* Exercise
In the river cane arrows thread, where does Willjo say river cane grows?

* Passage shown
================================
# River cane arrows



## Willjo (Apr 11, 2009)

Here is a few arrows i recientley made and my snake bow.
I wanted a osage bow with character.


----------



## dutchman (Apr 11, 2009)

Someone's been very busy!

Everything looks great!


----------



## backwoodsjoe (Apr 11, 2009)

! ! ! Wow ! ! !


----------



## Bowyer29 (Apr 11, 2009)

Yup, WOW fits!


----------



## Muddyfoots (Apr 11, 2009)

Fine equipment!!


----------



## FrancoMo (Apr 11, 2009)

Sweet!


----------



## dawg2 (Apr 11, 2009)

Great looking gear!


----------



## squirreldoghunter (Apr 11, 2009)

If I saw that bow laying on the ground I might beat it with a stick.  Looks good, and you did a fine job on those arrows too.


----------



## dmedd (Apr 11, 2009)

Awesome job Willjo. I like em.


----------



## thurston1979 (Apr 11, 2009)

Man awsome i really like em i want to be able to do that someday, let me take that back im going to be able to do that one year i hope
very nice job willjo  Oh and the shafts thats made of river cane, is that the same stuff people use for cane poles?


----------



## Willjo (Apr 11, 2009)

River cane is the little reeds that grow along the creek banks, and in wet areas. They just have to be straightened.


----------



## knap_123 (Apr 11, 2009)

man, i'm so jealous right now!!  fantastic willjo,  i've got to make one of those arrow stands as well.   have you thought of staining or doing some woodburning on it? no matter, its all fantastic!


----------



## ncboman (Apr 12, 2009)

Good job. 

how are you cutting the feathers?


----------



## Ta-ton-ka chips (Apr 12, 2009)

SWEET!


----------



## fishnpreacher (Apr 12, 2009)

Quote: "I wanted a osage bow with character"

You, sir have succeeded.


I have built flyrods from bamboo, and this bow and arrows are a beautiful work. Congrats!!


----------



## .243wssm (Apr 12, 2009)

that bow is awsome. and that arrow head on the right second from the top with the red around the edges is cool too


----------



## JustUs4All (Apr 12, 2009)

Simply amazing.


----------



## dpoole (Apr 12, 2009)

Aint no way you gona shoot that many arrows. Send me some of em .        Very nice work looks great!!!!


----------



## bam_bam (Apr 12, 2009)

Nice Willjo, What is your method for fletching? Your really good at it looks like, b/c it would have taken me a year to fletch half that many.
================================
* Listed records
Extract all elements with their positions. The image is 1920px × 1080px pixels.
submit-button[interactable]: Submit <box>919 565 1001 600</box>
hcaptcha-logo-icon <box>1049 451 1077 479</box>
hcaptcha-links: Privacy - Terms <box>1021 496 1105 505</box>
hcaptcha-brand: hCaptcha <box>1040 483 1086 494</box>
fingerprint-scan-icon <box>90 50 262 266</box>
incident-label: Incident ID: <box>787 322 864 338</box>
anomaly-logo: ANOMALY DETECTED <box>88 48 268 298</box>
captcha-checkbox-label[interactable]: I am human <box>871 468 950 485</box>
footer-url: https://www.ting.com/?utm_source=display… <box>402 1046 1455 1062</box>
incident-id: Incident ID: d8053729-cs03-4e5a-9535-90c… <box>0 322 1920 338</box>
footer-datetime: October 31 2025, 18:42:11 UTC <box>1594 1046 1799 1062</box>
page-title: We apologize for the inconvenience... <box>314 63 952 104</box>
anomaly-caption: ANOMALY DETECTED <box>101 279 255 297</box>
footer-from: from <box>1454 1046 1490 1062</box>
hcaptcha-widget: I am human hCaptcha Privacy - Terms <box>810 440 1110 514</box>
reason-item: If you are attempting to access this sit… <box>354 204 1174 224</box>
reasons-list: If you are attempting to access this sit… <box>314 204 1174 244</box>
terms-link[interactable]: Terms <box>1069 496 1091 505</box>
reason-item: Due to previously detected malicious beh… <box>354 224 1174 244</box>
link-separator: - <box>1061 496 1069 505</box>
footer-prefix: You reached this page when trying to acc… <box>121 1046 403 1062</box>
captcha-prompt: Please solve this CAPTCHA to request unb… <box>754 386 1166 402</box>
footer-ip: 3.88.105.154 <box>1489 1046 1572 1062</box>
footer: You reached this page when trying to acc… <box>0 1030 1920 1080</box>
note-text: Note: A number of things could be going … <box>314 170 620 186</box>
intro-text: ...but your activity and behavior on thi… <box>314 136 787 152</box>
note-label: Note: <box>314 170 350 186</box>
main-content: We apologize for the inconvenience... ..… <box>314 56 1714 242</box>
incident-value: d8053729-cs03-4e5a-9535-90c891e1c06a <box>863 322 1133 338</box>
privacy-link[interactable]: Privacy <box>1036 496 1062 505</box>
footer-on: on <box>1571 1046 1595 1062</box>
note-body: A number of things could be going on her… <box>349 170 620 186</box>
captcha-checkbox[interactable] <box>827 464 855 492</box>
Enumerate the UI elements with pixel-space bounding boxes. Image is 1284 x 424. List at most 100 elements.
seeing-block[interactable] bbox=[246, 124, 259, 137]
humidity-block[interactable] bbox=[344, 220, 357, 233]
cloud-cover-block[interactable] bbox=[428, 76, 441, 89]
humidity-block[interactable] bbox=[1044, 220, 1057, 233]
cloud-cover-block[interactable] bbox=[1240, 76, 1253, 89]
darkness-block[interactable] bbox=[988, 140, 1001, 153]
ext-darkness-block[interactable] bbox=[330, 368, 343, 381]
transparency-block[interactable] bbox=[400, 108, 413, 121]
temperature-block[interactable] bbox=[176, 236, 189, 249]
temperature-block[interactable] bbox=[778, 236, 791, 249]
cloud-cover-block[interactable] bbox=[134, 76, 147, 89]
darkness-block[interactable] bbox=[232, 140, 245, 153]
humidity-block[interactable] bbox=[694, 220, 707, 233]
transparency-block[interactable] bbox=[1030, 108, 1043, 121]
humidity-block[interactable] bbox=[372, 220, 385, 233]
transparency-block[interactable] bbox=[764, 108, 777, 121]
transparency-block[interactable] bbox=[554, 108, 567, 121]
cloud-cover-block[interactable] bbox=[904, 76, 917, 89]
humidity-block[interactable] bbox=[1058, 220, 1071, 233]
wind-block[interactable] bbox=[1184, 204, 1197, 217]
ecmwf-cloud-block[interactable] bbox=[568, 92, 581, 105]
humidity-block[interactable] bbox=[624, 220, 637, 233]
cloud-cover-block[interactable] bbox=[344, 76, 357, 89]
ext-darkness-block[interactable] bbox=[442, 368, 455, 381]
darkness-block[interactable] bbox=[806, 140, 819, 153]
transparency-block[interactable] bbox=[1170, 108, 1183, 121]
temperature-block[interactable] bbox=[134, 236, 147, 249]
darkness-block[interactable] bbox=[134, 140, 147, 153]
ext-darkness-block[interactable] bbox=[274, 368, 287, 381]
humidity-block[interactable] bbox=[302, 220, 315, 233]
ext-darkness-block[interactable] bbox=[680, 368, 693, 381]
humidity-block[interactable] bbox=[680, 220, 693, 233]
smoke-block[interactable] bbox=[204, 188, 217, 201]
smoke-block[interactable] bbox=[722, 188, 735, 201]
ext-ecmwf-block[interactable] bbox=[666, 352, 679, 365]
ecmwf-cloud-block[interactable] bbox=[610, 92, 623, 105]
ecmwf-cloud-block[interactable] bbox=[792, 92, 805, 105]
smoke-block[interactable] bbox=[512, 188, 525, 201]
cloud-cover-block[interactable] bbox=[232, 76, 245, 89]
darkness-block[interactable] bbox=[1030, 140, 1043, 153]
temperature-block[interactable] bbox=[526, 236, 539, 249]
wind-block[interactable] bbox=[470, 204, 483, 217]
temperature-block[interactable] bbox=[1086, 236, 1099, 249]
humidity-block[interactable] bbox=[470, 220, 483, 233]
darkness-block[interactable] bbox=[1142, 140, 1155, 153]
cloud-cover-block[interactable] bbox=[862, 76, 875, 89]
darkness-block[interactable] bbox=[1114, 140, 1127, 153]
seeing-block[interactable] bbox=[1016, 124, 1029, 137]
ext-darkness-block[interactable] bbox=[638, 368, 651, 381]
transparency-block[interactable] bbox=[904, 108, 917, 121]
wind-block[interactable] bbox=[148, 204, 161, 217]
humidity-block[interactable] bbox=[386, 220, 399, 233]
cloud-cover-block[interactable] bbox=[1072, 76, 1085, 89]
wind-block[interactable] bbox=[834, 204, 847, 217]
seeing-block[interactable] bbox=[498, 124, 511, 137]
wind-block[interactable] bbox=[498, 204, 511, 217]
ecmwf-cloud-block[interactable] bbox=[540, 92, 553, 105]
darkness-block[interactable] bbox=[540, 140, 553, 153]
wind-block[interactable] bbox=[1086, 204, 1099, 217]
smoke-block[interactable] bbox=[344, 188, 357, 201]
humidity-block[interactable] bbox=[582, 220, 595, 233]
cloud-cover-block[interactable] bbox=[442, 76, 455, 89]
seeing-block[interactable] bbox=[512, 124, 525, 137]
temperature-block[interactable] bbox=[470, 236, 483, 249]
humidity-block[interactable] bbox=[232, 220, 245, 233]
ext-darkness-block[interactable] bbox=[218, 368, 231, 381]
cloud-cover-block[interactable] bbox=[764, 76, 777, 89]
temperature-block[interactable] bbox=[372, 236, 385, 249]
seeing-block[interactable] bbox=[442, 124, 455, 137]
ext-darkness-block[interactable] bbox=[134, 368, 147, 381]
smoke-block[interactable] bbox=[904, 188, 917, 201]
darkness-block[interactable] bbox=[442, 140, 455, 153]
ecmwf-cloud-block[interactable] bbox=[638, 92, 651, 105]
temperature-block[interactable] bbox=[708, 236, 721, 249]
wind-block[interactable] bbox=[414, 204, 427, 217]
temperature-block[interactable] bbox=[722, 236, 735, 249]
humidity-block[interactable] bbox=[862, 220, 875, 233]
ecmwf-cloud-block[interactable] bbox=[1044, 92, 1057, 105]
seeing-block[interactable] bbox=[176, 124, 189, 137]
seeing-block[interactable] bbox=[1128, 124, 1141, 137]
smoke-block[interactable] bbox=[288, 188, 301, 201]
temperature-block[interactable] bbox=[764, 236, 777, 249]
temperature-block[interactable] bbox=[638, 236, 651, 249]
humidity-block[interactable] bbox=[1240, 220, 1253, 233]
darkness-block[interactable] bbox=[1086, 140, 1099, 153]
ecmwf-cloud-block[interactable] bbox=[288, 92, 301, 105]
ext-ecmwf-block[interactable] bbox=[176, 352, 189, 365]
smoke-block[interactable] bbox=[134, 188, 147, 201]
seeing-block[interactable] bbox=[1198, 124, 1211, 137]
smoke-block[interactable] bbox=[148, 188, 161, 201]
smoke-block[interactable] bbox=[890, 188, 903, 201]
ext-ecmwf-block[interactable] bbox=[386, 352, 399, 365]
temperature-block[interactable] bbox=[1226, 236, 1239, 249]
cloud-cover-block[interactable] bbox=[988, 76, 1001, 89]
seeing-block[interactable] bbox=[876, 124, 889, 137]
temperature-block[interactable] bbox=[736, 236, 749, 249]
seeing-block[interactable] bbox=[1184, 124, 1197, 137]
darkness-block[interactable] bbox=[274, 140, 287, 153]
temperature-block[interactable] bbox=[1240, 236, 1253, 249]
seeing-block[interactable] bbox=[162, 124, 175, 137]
================================
* Response to the exercise
Along creek banks and in wet areas.